** START OF RECORDED DATA **
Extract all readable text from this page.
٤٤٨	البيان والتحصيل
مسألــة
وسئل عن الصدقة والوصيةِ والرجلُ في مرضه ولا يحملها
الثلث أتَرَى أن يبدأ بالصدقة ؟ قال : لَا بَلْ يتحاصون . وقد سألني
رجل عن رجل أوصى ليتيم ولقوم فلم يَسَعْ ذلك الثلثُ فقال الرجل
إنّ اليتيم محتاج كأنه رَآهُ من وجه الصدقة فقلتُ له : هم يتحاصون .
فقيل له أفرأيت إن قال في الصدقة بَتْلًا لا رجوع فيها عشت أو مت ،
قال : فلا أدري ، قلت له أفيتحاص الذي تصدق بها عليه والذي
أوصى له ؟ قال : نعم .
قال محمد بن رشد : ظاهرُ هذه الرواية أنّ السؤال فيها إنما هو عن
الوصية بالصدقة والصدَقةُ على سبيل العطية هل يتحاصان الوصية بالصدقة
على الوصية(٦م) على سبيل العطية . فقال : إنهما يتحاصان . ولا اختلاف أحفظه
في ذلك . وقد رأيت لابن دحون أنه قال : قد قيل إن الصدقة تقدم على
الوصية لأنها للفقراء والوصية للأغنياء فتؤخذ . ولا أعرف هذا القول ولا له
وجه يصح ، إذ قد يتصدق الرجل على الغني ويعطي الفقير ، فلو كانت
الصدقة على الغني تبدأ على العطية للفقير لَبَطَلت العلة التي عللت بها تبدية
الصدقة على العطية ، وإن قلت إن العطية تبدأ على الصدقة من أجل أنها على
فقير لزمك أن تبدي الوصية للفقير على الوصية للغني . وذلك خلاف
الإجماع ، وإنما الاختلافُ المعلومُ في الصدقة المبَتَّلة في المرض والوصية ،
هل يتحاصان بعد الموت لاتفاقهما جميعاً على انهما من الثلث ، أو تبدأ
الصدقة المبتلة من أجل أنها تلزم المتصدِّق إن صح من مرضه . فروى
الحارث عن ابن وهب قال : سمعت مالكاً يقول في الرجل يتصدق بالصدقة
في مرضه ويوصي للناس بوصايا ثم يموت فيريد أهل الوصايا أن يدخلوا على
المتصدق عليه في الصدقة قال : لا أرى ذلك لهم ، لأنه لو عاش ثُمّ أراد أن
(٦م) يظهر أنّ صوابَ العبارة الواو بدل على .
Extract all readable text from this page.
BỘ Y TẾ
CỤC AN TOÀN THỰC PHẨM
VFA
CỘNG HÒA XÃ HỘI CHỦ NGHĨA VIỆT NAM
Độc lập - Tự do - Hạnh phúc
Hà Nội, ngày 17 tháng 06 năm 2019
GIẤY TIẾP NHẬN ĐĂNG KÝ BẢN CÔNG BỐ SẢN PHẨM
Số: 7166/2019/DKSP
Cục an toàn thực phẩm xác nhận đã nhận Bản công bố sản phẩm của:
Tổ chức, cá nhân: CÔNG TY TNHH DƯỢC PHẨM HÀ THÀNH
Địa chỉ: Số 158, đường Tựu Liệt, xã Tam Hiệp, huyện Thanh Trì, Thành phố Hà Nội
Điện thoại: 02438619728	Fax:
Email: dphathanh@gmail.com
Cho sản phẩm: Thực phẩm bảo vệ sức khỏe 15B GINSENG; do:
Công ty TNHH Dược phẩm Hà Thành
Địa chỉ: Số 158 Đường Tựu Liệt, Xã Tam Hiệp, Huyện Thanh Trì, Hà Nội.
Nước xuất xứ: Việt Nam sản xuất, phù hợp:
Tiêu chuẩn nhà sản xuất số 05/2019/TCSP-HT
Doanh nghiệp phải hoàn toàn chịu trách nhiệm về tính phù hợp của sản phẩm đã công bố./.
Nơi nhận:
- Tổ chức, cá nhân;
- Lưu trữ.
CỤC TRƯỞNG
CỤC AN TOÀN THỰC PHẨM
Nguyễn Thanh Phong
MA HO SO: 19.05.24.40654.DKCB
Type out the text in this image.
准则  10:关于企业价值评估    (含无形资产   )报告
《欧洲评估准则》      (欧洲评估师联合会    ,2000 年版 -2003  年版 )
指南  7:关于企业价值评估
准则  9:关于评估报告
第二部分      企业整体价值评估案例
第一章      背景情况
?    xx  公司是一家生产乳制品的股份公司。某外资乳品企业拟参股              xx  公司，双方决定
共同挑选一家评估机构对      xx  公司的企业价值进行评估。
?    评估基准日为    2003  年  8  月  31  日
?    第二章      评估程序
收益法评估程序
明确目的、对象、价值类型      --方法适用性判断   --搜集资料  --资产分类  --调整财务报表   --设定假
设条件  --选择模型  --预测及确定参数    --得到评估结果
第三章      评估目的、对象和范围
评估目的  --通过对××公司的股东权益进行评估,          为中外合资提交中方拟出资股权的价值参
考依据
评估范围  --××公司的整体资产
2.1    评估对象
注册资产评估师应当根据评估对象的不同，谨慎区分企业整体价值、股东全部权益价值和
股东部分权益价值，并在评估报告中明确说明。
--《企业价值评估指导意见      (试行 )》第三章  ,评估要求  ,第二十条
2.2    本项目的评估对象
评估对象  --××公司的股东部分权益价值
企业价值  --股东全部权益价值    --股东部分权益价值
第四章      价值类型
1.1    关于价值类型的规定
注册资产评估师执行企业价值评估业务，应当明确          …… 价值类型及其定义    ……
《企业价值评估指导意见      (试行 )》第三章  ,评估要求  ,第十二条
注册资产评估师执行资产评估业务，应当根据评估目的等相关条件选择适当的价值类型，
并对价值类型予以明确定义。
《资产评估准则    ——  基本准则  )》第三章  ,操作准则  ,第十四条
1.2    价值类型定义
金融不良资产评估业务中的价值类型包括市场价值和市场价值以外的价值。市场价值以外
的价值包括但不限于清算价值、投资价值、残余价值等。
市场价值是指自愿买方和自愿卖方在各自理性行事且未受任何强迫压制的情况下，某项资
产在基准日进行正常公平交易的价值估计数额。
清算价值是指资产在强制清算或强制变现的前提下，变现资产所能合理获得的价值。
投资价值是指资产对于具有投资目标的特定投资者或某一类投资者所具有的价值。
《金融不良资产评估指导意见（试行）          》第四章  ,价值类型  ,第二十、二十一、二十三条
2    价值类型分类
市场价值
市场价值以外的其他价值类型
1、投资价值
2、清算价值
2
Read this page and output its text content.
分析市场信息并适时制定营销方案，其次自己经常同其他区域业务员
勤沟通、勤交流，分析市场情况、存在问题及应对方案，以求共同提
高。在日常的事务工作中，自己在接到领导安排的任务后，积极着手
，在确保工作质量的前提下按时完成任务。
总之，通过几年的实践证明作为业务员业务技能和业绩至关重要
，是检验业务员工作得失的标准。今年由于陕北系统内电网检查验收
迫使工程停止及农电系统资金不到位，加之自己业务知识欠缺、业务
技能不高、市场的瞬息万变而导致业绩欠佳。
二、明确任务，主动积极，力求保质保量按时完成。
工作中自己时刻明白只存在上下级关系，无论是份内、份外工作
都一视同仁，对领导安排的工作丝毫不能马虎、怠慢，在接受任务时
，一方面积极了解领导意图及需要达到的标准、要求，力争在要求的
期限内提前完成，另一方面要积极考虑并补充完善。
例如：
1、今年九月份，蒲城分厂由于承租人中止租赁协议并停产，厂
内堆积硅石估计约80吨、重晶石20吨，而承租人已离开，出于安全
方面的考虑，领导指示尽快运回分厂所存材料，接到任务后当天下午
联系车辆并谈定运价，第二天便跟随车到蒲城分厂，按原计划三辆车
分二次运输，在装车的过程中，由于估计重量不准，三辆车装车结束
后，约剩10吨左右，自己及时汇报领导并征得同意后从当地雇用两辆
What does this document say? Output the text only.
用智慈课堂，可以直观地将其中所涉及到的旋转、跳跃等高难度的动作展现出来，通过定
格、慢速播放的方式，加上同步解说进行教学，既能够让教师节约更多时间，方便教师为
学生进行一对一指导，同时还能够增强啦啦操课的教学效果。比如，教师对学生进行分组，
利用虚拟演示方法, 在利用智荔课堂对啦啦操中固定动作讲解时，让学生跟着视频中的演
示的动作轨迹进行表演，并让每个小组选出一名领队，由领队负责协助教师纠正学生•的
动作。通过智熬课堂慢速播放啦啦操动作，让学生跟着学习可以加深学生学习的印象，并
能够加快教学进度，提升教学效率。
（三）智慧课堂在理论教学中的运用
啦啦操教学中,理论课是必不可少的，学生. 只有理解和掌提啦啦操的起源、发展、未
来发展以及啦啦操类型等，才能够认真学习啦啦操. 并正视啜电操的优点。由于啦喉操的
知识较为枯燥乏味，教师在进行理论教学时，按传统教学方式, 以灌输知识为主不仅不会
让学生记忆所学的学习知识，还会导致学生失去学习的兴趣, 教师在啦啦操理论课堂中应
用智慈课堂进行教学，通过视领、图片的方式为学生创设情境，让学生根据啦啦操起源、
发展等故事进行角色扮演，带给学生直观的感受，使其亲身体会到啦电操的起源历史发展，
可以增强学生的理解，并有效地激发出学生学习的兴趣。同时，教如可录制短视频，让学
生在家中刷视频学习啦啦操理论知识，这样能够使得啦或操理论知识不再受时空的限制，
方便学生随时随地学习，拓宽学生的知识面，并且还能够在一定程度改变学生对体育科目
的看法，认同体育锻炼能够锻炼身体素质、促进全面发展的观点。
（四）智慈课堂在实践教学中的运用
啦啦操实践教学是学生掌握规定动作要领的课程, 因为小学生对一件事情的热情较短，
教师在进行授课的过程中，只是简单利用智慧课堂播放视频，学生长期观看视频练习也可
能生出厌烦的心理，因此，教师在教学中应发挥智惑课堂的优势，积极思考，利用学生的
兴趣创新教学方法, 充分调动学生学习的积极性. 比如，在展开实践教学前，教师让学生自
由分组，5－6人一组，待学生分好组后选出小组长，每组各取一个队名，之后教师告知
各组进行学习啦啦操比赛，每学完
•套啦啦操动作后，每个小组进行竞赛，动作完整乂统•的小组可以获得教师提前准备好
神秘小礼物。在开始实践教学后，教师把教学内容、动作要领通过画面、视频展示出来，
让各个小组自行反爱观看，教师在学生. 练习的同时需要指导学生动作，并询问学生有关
** END OF RECORDED DATA **
Show each line holding the word "text".

Extract all readable text from this page.
Extract all readable text from this page.
Type out the text in this image.
Read this page and output its text content.
What does this document say? Output the text only.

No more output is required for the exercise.